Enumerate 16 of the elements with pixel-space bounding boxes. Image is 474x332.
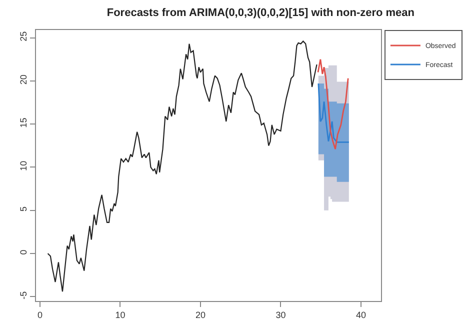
x-tick-label: 10 bbox=[115, 310, 126, 320]
line-series bbox=[47, 40, 318, 292]
y-tick-label: 20 bbox=[18, 74, 28, 85]
y-tick-label: 15 bbox=[18, 118, 28, 128]
y-tick-label: 0 bbox=[18, 250, 28, 255]
x-tick-label: 0 bbox=[38, 310, 43, 320]
line-series bbox=[317, 58, 349, 150]
y-tick-label: -5 bbox=[18, 291, 28, 300]
x-tick-label: 20 bbox=[195, 310, 206, 320]
x-tick-label: 40 bbox=[356, 310, 366, 320]
line-series bbox=[318, 82, 350, 143]
y-tick-label: 25 bbox=[18, 31, 28, 42]
chart-title: Forecasts from ARIMA(0,0,3)(0,0,2)[15] with non-zero mean bbox=[106, 7, 415, 19]
x-tick-label: 30 bbox=[276, 310, 286, 320]
y-tick-label: 5 bbox=[18, 206, 28, 212]
y-tick-label: 10 bbox=[18, 160, 28, 171]
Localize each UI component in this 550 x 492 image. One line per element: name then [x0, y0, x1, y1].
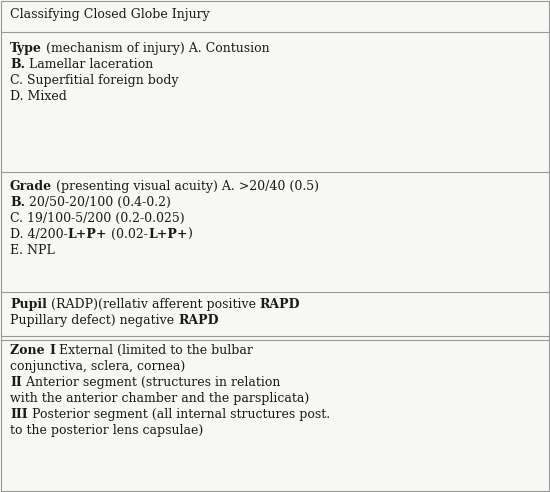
Text: L+P+: L+P+	[68, 228, 107, 241]
Text: C. 19/100-5/200 (0.2-0.025): C. 19/100-5/200 (0.2-0.025)	[10, 212, 185, 225]
Text: Posterior segment (all internal structures post.: Posterior segment (all internal structur…	[28, 408, 330, 421]
Text: RAPD: RAPD	[260, 298, 300, 311]
Text: B.: B.	[10, 58, 25, 71]
Text: Pupil: Pupil	[10, 298, 47, 311]
Text: ): )	[188, 228, 192, 241]
Text: Lamellar laceration: Lamellar laceration	[25, 58, 153, 71]
Text: Type: Type	[10, 42, 42, 55]
Text: Anterior segment (structures in relation: Anterior segment (structures in relation	[22, 376, 280, 389]
Text: to the posterior lens capsulae): to the posterior lens capsulae)	[10, 424, 204, 437]
Text: RAPD: RAPD	[178, 314, 219, 327]
Text: with the anterior chamber and the parsplicata): with the anterior chamber and the parspl…	[10, 392, 309, 405]
Text: 20/50-20/100 (0.4-0.2): 20/50-20/100 (0.4-0.2)	[25, 196, 171, 209]
Text: D. Mixed: D. Mixed	[10, 90, 67, 103]
Text: I: I	[49, 344, 55, 357]
Text: Grade: Grade	[10, 180, 52, 193]
Text: conjunctiva, sclera, cornea): conjunctiva, sclera, cornea)	[10, 360, 185, 373]
Text: (presenting visual acuity) A. >20/40 (0.5): (presenting visual acuity) A. >20/40 (0.…	[52, 180, 319, 193]
Text: Classifying Closed Globe Injury: Classifying Closed Globe Injury	[10, 8, 210, 21]
Text: (mechanism of injury) A. Contusion: (mechanism of injury) A. Contusion	[42, 42, 270, 55]
Text: Pupillary defect) negative: Pupillary defect) negative	[10, 314, 178, 327]
Text: (RADP)(rellativ afferent positive: (RADP)(rellativ afferent positive	[47, 298, 260, 311]
Text: L+P+: L+P+	[148, 228, 188, 241]
Text: III: III	[10, 408, 28, 421]
Text: II: II	[10, 376, 22, 389]
Text: D. 4/200-: D. 4/200-	[10, 228, 68, 241]
Text: External (limited to the bulbar: External (limited to the bulbar	[55, 344, 253, 357]
Text: B.: B.	[10, 196, 25, 209]
Text: C. Superfitial foreign body: C. Superfitial foreign body	[10, 74, 179, 87]
Text: (0.02-: (0.02-	[107, 228, 148, 241]
Text: E. NPL: E. NPL	[10, 244, 55, 257]
Text: Zone: Zone	[10, 344, 49, 357]
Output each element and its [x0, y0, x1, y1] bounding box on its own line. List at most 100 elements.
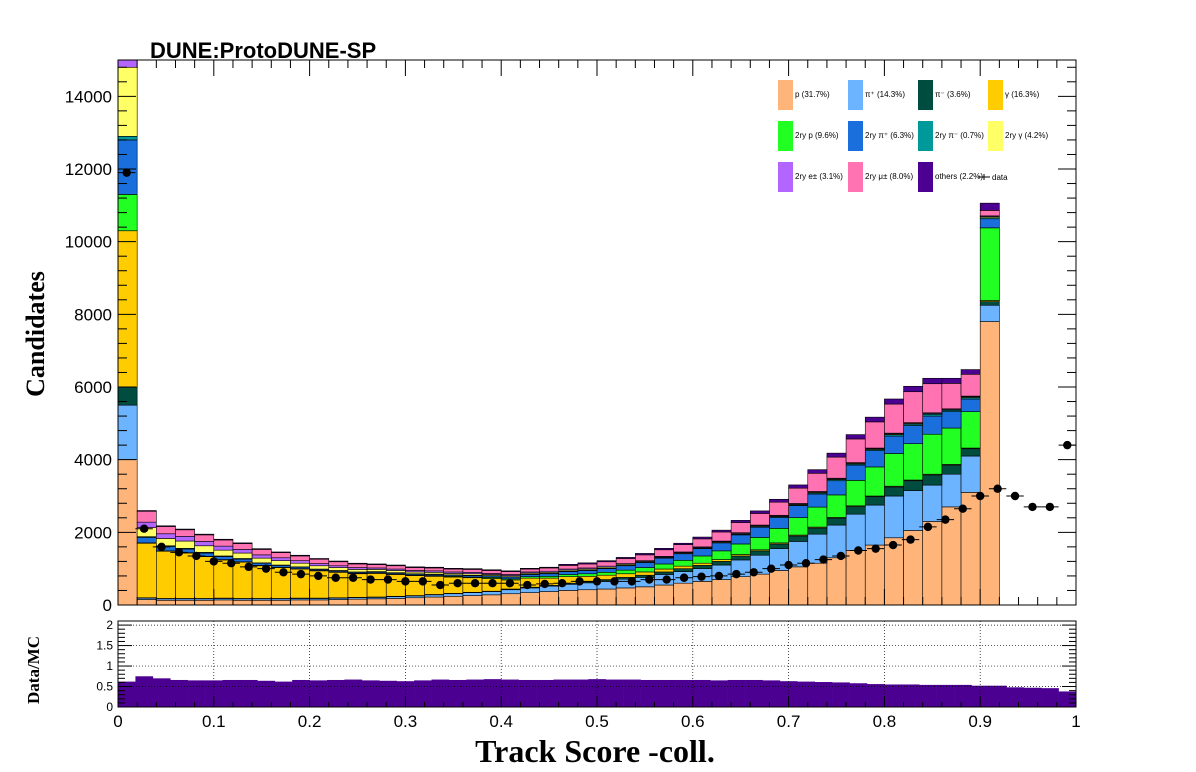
legend-label: 2ry π⁻ (0.7%) [935, 131, 984, 140]
legend-entry: π⁻ (3.6%) [918, 80, 971, 110]
bar [290, 555, 310, 561]
bar [788, 487, 809, 504]
ratio-bar [257, 680, 276, 707]
data-point [1045, 502, 1055, 512]
series-9 [136, 210, 1000, 575]
bar [807, 472, 828, 492]
bar [175, 536, 195, 542]
bar [692, 538, 713, 548]
data-point [366, 575, 375, 584]
legend-label: p (31.7%) [795, 90, 830, 99]
bar [232, 599, 253, 606]
bar [884, 398, 904, 405]
bar [270, 599, 291, 606]
bar [711, 579, 732, 606]
y-tick-label: 2000 [74, 523, 112, 542]
data-point [592, 577, 602, 586]
bar [232, 552, 253, 559]
bar [979, 202, 1000, 211]
data-point [209, 557, 218, 566]
bar [500, 571, 521, 575]
x-tick-label: 0.5 [585, 712, 609, 731]
bar [749, 510, 770, 514]
ratio-bar [832, 682, 850, 707]
data-point [192, 551, 201, 561]
bar [826, 452, 847, 458]
bar [960, 373, 981, 397]
bar [692, 548, 713, 557]
ratio-bar [170, 679, 188, 707]
data-point [679, 573, 689, 582]
bar [884, 495, 904, 539]
bar [711, 531, 732, 542]
x-tick-label: 1 [1071, 712, 1080, 731]
bar [807, 527, 828, 535]
ratio-bar [1041, 688, 1059, 707]
bar [941, 473, 962, 508]
bar [596, 588, 617, 606]
bar [826, 517, 847, 526]
bar [615, 558, 636, 564]
ratio-bar [623, 679, 641, 707]
ratio-bar [745, 679, 763, 707]
bar [424, 594, 445, 598]
bar [462, 568, 483, 570]
bar [711, 542, 732, 552]
bar [213, 539, 234, 547]
bar [596, 571, 617, 576]
bar [654, 563, 674, 570]
ratio-bar [152, 678, 171, 707]
bar [596, 560, 617, 563]
data-points [118, 168, 1076, 590]
y-tick-label: 8000 [74, 305, 112, 324]
ratio-bar [501, 679, 519, 707]
bar [692, 555, 713, 564]
ratio-bar [640, 679, 659, 707]
data-point [819, 555, 828, 564]
legend-swatch [918, 121, 933, 151]
data-point [749, 568, 758, 577]
data-point [436, 580, 445, 590]
bar [156, 525, 176, 527]
data-point [993, 484, 1002, 493]
series-5 [117, 139, 1000, 580]
bar [864, 466, 885, 497]
ratio-bar [292, 679, 310, 707]
ratio-plot: 0 0.5 1 1.5 2 0 0.1 0.2 0.3 0.4 0.5 0.6 0.7 0.8 0.9 1 [96, 618, 1080, 731]
ratio-y-tick-label: 0.5 [96, 680, 113, 694]
ratio-bar [710, 680, 728, 707]
data-point [714, 571, 724, 581]
ratio-bar [779, 681, 798, 707]
y-tick-label: 0 [103, 596, 112, 615]
data-point [923, 522, 933, 532]
bar [385, 565, 406, 570]
bar [347, 598, 368, 606]
bar [539, 566, 559, 569]
data-point [801, 559, 811, 568]
bar [769, 501, 789, 516]
bar [941, 427, 962, 465]
data-point [279, 568, 288, 577]
bar [462, 595, 483, 606]
bar [884, 435, 904, 454]
ratio-bar [309, 680, 328, 707]
bar [692, 562, 713, 566]
bar [615, 557, 636, 559]
bar [673, 553, 694, 561]
legend-label: 2ry μ± (8.0%) [865, 172, 913, 181]
data-point [575, 577, 584, 586]
bar [347, 569, 368, 573]
ratio-bar [919, 684, 937, 707]
bar [117, 386, 138, 406]
bar [251, 562, 272, 566]
bar [366, 563, 387, 565]
data-point [645, 575, 654, 584]
bar [290, 554, 310, 557]
x-tick-label: 0.1 [202, 712, 226, 731]
ratio-bar [431, 679, 450, 707]
ratio-bar [814, 682, 833, 707]
data-point [836, 551, 846, 561]
bar [941, 464, 962, 475]
bar [194, 599, 215, 606]
ratio-grid [118, 621, 1076, 707]
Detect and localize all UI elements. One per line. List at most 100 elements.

-- -- --

**TASK GOAL:** Reproduce every item above line for line, keeping each character the same but leaving out the pictures.

**CORRECT RESPONSE:**
Enumerate 16 of the elements with pixel-space bounding boxes. Image is 474x332.
x-tick-label: 10 bbox=[115, 310, 126, 320]
line-series bbox=[47, 40, 318, 292]
y-tick-label: 20 bbox=[18, 74, 28, 85]
y-tick-label: 15 bbox=[18, 118, 28, 128]
y-tick-label: 0 bbox=[18, 250, 28, 255]
x-tick-label: 0 bbox=[38, 310, 43, 320]
line-series bbox=[317, 58, 349, 150]
y-tick-label: -5 bbox=[18, 291, 28, 300]
x-tick-label: 20 bbox=[195, 310, 206, 320]
x-tick-label: 40 bbox=[356, 310, 366, 320]
line-series bbox=[318, 82, 350, 143]
y-tick-label: 25 bbox=[18, 31, 28, 42]
chart-title: Forecasts from ARIMA(0,0,3)(0,0,2)[15] with non-zero mean bbox=[106, 7, 415, 19]
x-tick-label: 30 bbox=[276, 310, 286, 320]
y-tick-label: 5 bbox=[18, 206, 28, 212]
y-tick-label: 10 bbox=[18, 160, 28, 171]
Localize each UI component in this 550 x 492 image. One line per element: name then [x0, y0, x1, y1].
Text: L+P+: L+P+	[68, 228, 107, 241]
Text: C. 19/100-5/200 (0.2-0.025): C. 19/100-5/200 (0.2-0.025)	[10, 212, 185, 225]
Text: Posterior segment (all internal structures post.: Posterior segment (all internal structur…	[28, 408, 330, 421]
Text: RAPD: RAPD	[260, 298, 300, 311]
Text: B.: B.	[10, 58, 25, 71]
Text: Pupil: Pupil	[10, 298, 47, 311]
Text: ): )	[188, 228, 192, 241]
Text: Lamellar laceration: Lamellar laceration	[25, 58, 153, 71]
Text: Type: Type	[10, 42, 42, 55]
Text: Anterior segment (structures in relation: Anterior segment (structures in relation	[22, 376, 280, 389]
Text: to the posterior lens capsulae): to the posterior lens capsulae)	[10, 424, 204, 437]
Text: RAPD: RAPD	[178, 314, 219, 327]
Text: with the anterior chamber and the parsplicata): with the anterior chamber and the parspl…	[10, 392, 309, 405]
Text: 20/50-20/100 (0.4-0.2): 20/50-20/100 (0.4-0.2)	[25, 196, 171, 209]
Text: D. Mixed: D. Mixed	[10, 90, 67, 103]
Text: I: I	[49, 344, 55, 357]
Text: Grade: Grade	[10, 180, 52, 193]
Text: conjunctiva, sclera, cornea): conjunctiva, sclera, cornea)	[10, 360, 185, 373]
Text: (presenting visual acuity) A. >20/40 (0.5): (presenting visual acuity) A. >20/40 (0.…	[52, 180, 319, 193]
Text: Classifying Closed Globe Injury: Classifying Closed Globe Injury	[10, 8, 210, 21]
Text: (mechanism of injury) A. Contusion: (mechanism of injury) A. Contusion	[42, 42, 270, 55]
Text: Pupillary defect) negative: Pupillary defect) negative	[10, 314, 178, 327]
Text: (RADP)(rellativ afferent positive: (RADP)(rellativ afferent positive	[47, 298, 260, 311]
Text: L+P+: L+P+	[148, 228, 188, 241]
Text: III: III	[10, 408, 28, 421]
Text: II: II	[10, 376, 22, 389]
Text: D. 4/200-: D. 4/200-	[10, 228, 68, 241]
Text: External (limited to the bulbar: External (limited to the bulbar	[55, 344, 253, 357]
Text: B.: B.	[10, 196, 25, 209]
Text: C. Superfitial foreign body: C. Superfitial foreign body	[10, 74, 179, 87]
Text: (0.02-: (0.02-	[107, 228, 148, 241]
Text: E. NPL: E. NPL	[10, 244, 55, 257]
Text: Zone: Zone	[10, 344, 49, 357]
Output each element and its [x0, y0, x1, y1] bounding box on its own line. List at most 100 elements.
legend-label: 2ry π⁻ (0.7%) [935, 131, 984, 140]
legend-entry: π⁻ (3.6%) [918, 80, 971, 110]
bar [290, 555, 310, 561]
bar [788, 487, 809, 504]
ratio-bar [257, 680, 276, 707]
data-point [1045, 502, 1055, 512]
series-9 [136, 210, 1000, 575]
bar [807, 472, 828, 492]
bar [175, 536, 195, 542]
bar [692, 538, 713, 548]
data-point [366, 575, 375, 584]
legend-label: p (31.7%) [795, 90, 830, 99]
bar [232, 599, 253, 606]
bar [884, 398, 904, 405]
bar [270, 599, 291, 606]
bar [711, 579, 732, 606]
y-tick-label: 2000 [74, 523, 112, 542]
data-point [592, 577, 602, 586]
bar [232, 552, 253, 559]
bar [979, 202, 1000, 211]
data-point [209, 557, 218, 566]
bar [500, 571, 521, 575]
x-tick-label: 0.5 [585, 712, 609, 731]
bar [749, 510, 770, 514]
ratio-bar [832, 682, 850, 707]
data-point [192, 551, 201, 561]
bar [826, 452, 847, 458]
bar [960, 373, 981, 397]
bar [692, 548, 713, 557]
ratio-bar [170, 679, 188, 707]
data-point [679, 573, 689, 582]
bar [884, 495, 904, 539]
bar [711, 531, 732, 542]
x-tick-label: 1 [1071, 712, 1080, 731]
bar [807, 527, 828, 535]
ratio-bar [1041, 688, 1059, 707]
bar [941, 473, 962, 508]
bar [596, 588, 617, 606]
bar [826, 517, 847, 526]
bar [615, 558, 636, 564]
ratio-bar [623, 679, 641, 707]
ratio-bar [745, 679, 763, 707]
bar [424, 594, 445, 598]
bar [462, 568, 483, 570]
bar [711, 542, 732, 552]
bar [213, 539, 234, 547]
bar [596, 571, 617, 576]
bar [654, 563, 674, 570]
ratio-bar [152, 678, 171, 707]
bar [596, 560, 617, 563]
data-points [118, 168, 1076, 590]
y-tick-label: 8000 [74, 305, 112, 324]
ratio-bar [501, 679, 519, 707]
bar [692, 555, 713, 564]
ratio-bar [640, 679, 659, 707]
data-point [819, 555, 828, 564]
legend-swatch [918, 121, 933, 151]
data-point [749, 568, 758, 577]
data-point [436, 580, 445, 590]
bar [156, 525, 176, 527]
data-point [993, 484, 1002, 493]
series-5 [117, 139, 1000, 580]
bar [864, 466, 885, 497]
ratio-bar [292, 679, 310, 707]
ratio-plot: 0 0.5 1 1.5 2 0 0.1 0.2 0.3 0.4 0.5 0.6 0.7 0.8 0.9 1 [96, 618, 1080, 731]
ratio-y-tick-label: 0.5 [96, 680, 113, 694]
ratio-bar [710, 680, 728, 707]
data-point [714, 571, 724, 581]
ratio-bar [779, 681, 798, 707]
y-tick-label: 0 [103, 596, 112, 615]
data-point [923, 522, 933, 532]
bar [385, 565, 406, 570]
bar [347, 598, 368, 606]
bar [539, 566, 559, 569]
data-point [801, 559, 811, 568]
bar [769, 501, 789, 516]
bar [941, 427, 962, 465]
data-point [279, 568, 288, 577]
bar [462, 595, 483, 606]
bar [884, 435, 904, 454]
ratio-bar [309, 680, 328, 707]
bar [692, 562, 713, 566]
bar [615, 557, 636, 559]
bar [673, 553, 694, 561]
legend-label: 2ry μ± (8.0%) [865, 172, 913, 181]
data-point [575, 577, 584, 586]
bar [347, 569, 368, 573]
ratio-bar [919, 684, 937, 707]
bar [117, 386, 138, 406]
bar [251, 562, 272, 566]
bar [366, 563, 387, 565]
data-point [645, 575, 654, 584]
bar [290, 554, 310, 557]
x-tick-label: 0.1 [202, 712, 226, 731]
ratio-bar [431, 679, 450, 707]
ratio-bar [814, 682, 833, 707]
data-point [836, 551, 846, 561]
bar [941, 464, 962, 475]
bar [194, 599, 215, 606]
ratio-grid [118, 621, 1076, 707]
Detect and localize all UI elements. One per line. List at most 100 elements.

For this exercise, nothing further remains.